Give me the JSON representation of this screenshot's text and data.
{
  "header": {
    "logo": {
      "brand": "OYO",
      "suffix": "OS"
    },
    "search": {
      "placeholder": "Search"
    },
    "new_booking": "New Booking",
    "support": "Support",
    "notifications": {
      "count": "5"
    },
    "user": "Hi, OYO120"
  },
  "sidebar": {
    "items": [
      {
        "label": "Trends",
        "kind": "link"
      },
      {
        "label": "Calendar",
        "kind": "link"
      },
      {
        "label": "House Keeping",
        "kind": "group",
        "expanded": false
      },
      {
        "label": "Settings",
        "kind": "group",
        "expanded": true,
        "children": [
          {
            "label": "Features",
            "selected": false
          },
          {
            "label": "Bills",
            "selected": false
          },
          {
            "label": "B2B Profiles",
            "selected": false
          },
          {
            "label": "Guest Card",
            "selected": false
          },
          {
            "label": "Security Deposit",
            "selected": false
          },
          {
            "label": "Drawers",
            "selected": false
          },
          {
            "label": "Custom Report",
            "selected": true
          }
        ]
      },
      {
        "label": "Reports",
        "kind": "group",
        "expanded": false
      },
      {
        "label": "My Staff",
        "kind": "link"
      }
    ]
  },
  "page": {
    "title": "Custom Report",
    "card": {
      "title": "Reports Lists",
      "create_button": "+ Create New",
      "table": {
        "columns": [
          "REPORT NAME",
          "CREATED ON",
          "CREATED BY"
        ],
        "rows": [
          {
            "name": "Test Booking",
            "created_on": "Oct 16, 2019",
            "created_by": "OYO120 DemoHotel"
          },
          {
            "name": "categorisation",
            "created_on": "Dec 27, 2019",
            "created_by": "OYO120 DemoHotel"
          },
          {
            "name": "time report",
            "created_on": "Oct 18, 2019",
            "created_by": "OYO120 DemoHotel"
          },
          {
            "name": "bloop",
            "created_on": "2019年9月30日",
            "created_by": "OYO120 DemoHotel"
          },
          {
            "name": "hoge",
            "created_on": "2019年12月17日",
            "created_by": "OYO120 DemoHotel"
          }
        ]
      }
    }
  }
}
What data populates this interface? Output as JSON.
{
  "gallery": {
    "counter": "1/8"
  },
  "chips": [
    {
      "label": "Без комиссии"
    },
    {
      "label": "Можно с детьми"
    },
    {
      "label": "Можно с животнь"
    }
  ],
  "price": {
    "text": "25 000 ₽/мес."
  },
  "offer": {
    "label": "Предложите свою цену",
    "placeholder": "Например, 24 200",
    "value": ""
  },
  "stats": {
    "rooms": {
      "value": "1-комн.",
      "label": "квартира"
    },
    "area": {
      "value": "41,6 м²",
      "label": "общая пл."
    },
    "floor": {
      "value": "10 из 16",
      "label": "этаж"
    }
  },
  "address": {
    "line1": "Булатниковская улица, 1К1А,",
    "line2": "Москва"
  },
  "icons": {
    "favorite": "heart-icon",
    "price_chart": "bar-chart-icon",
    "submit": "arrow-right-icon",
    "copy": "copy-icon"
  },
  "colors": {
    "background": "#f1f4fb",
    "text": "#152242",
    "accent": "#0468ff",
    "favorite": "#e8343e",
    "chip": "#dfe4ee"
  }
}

▶ Set exercise: Reproduce the records above exactly.

▶ Solved problem:
Give me the JSON representation of this screenshot's text and data.
{
  "header": {
    "logo": {
      "brand": "OYO",
      "suffix": "OS"
    },
    "search": {
      "placeholder": "Search"
    },
    "new_booking": "New Booking",
    "support": "Support",
    "notifications": {
      "count": "5"
    },
    "user": "Hi, OYO120"
  },
  "sidebar": {
    "items": [
      {
        "label": "Trends",
        "kind": "link"
      },
      {
        "label": "Calendar",
        "kind": "link"
      },
      {
        "label": "House Keeping",
        "kind": "group",
        "expanded": false
      },
      {
        "label": "Settings",
        "kind": "group",
        "expanded": true,
        "children": [
          {
            "label": "Features",
            "selected": false
          },
          {
            "label": "Bills",
            "selected": false
          },
          {
            "label": "B2B Profiles",
            "selected": false
          },
          {
            "label": "Guest Card",
            "selected": false
          },
          {
            "label": "Security Deposit",
            "selected": false
          },
          {
            "label": "Drawers",
            "selected": false
          },
          {
            "label": "Custom Report",
            "selected": true
          }
        ]
      },
      {
        "label": "Reports",
        "kind": "group",
        "expanded": false
      },
      {
        "label": "My Staff",
        "kind": "link"
      }
    ]
  },
  "page": {
    "title": "Custom Report",
    "card": {
      "title": "Reports Lists",
      "create_button": "+ Create New",
      "table": {
        "columns": [
          "REPORT NAME",
          "CREATED ON",
          "CREATED BY"
        ],
        "rows": [
          {
            "name": "Test Booking",
            "created_on": "Oct 16, 2019",
            "created_by": "OYO120 DemoHotel"
          },
          {
            "name": "categorisation",
            "created_on": "Dec 27, 2019",
            "created_by": "OYO120 DemoHotel"
          },
          {
            "name": "time report",
            "created_on": "Oct 18, 2019",
            "created_by": "OYO120 DemoHotel"
          },
          {
            "name": "bloop",
            "created_on": "2019年9月30日",
            "created_by": "OYO120 DemoHotel"
          },
          {
            "name": "hoge",
            "created_on": "2019年12月17日",
            "created_by": "OYO120 DemoHotel"
          }
        ]
      }
    }
  }
}
What data populates this interface? Output as JSON.
{
  "gallery": {
    "counter": "1/8"
  },
  "chips": [
    {
      "label": "Без комиссии"
    },
    {
      "label": "Можно с детьми"
    },
    {
      "label": "Можно с животнь"
    }
  ],
  "price": {
    "text": "25 000 ₽/мес."
  },
  "offer": {
    "label": "Предложите свою цену",
    "placeholder": "Например, 24 200",
    "value": ""
  },
  "stats": {
    "rooms": {
      "value": "1-комн.",
      "label": "квартира"
    },
    "area": {
      "value": "41,6 м²",
      "label": "общая пл."
    },
    "floor": {
      "value": "10 из 16",
      "label": "этаж"
    }
  },
  "address": {
    "line1": "Булатниковская улица, 1К1А,",
    "line2": "Москва"
  },
  "icons": {
    "favorite": "heart-icon",
    "price_chart": "bar-chart-icon",
    "submit": "arrow-right-icon",
    "copy": "copy-icon"
  },
  "colors": {
    "background": "#f1f4fb",
    "text": "#152242",
    "accent": "#0468ff",
    "favorite": "#e8343e",
    "chip": "#dfe4ee"
  }
}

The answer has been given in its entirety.